■ EXTRACT PROVIDED ■
^^^^

What is quantitative easing?
Quantitative easing (QE) is when the Fed buys large amounts of Treasury bonds and mortgage-backed securities to inject money into the financial system, lower long-term interest rates, and stimulate the economy when short-term rates are already near zero.
What is the dot plot?
The dot plot is a chart published quarterly by the Fed showing each FOMC member's projection for the federal funds rate at the end of the current and next several years. It reveals the range of rate expectations among policymakers.
What is forward guidance?
Forward guidance is communication by a central bank about the likely future path of interest rates. It aims to influence market expectations and financial conditions beyond the current policy rate setting.
What is quantitative tightening?
Quantitative tightening (QT) is when the Fed reduces its balance sheet by letting bonds mature without reinvesting the proceeds. It removes liquidity from the financial system and acts as a passive form of monetary tightening.

^^^^

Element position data
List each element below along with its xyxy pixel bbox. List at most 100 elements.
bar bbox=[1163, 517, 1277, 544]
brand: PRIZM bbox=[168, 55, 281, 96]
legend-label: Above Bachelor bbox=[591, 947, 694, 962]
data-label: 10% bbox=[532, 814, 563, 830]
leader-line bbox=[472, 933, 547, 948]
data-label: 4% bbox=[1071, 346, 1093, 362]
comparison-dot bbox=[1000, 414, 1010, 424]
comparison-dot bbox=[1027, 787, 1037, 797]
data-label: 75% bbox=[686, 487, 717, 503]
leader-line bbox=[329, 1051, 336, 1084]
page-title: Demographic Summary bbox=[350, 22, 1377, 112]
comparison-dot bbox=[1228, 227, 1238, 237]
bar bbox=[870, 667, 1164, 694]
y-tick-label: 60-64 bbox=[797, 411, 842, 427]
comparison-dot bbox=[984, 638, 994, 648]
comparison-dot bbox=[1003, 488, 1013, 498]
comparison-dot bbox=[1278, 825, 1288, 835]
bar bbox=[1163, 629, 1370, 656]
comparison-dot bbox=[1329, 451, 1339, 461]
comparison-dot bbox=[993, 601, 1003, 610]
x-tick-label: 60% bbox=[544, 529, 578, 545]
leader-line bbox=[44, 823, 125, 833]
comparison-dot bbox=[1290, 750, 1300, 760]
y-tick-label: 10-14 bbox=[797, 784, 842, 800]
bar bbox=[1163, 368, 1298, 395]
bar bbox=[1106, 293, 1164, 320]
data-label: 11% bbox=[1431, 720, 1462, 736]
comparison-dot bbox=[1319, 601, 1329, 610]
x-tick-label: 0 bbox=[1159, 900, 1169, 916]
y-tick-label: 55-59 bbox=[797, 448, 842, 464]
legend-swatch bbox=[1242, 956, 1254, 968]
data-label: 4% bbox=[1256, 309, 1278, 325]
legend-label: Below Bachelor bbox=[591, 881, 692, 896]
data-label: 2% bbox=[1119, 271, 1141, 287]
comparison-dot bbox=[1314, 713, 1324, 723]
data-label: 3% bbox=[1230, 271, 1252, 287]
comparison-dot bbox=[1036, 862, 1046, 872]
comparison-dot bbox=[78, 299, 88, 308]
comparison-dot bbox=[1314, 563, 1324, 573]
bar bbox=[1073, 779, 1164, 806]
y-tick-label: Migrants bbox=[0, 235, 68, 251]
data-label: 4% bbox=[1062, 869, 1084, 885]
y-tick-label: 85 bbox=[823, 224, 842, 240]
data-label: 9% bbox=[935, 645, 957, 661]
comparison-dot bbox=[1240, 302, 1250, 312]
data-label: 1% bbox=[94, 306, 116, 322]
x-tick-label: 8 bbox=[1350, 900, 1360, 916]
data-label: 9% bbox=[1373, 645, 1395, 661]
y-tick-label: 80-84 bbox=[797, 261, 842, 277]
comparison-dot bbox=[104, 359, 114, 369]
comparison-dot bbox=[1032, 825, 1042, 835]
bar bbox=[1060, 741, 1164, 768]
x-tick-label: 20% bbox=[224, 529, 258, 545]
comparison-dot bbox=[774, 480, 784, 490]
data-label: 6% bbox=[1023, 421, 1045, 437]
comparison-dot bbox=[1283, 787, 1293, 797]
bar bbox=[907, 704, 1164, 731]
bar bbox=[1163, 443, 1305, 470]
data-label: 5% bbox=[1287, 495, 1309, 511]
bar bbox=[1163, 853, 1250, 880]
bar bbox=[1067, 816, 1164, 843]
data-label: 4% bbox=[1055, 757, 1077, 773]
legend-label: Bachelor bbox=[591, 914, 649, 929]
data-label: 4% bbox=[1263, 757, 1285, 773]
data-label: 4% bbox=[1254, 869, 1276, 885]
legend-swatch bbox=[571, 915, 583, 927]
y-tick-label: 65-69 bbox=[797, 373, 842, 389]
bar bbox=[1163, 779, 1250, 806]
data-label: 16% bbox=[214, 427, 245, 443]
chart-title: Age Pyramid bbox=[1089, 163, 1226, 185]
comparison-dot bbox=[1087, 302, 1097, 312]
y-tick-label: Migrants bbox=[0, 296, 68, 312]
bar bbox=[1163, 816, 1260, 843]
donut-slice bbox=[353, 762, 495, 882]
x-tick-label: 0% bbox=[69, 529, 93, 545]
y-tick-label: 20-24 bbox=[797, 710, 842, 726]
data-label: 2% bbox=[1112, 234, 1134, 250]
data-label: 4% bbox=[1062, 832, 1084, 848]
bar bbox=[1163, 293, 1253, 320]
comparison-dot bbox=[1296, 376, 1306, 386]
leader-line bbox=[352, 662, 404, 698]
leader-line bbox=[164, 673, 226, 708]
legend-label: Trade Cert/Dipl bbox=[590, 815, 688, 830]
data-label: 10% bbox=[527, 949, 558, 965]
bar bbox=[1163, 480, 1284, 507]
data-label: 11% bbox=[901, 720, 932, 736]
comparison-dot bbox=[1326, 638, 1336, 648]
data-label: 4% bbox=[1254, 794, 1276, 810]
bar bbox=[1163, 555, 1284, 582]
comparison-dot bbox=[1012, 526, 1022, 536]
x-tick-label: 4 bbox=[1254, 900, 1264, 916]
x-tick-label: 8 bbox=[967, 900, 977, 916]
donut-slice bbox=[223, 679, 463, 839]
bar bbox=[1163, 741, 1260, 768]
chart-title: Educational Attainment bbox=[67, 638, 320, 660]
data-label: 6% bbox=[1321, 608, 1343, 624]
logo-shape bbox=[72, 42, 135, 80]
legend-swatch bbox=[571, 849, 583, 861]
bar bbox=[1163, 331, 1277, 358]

^^^^

■ ACTIONS TO TAKE ■
- A) According to the Fed glossary, how often does the Fed publish the dot plot?
- B) From the Fed glossary, copy the passage starting at "Quantitative tightening (QT)" and ending at "of monetary tightening.".

■ EXERCISE RESULTS ■
- A) Quarterly.

- B)
Quantitative tightening (QT) is when the Fed reduces its balance sheet by letting bonds mature without reinvesting the proceeds. It removes liquidity from the financial system and acts as a passive form of monetary tightening.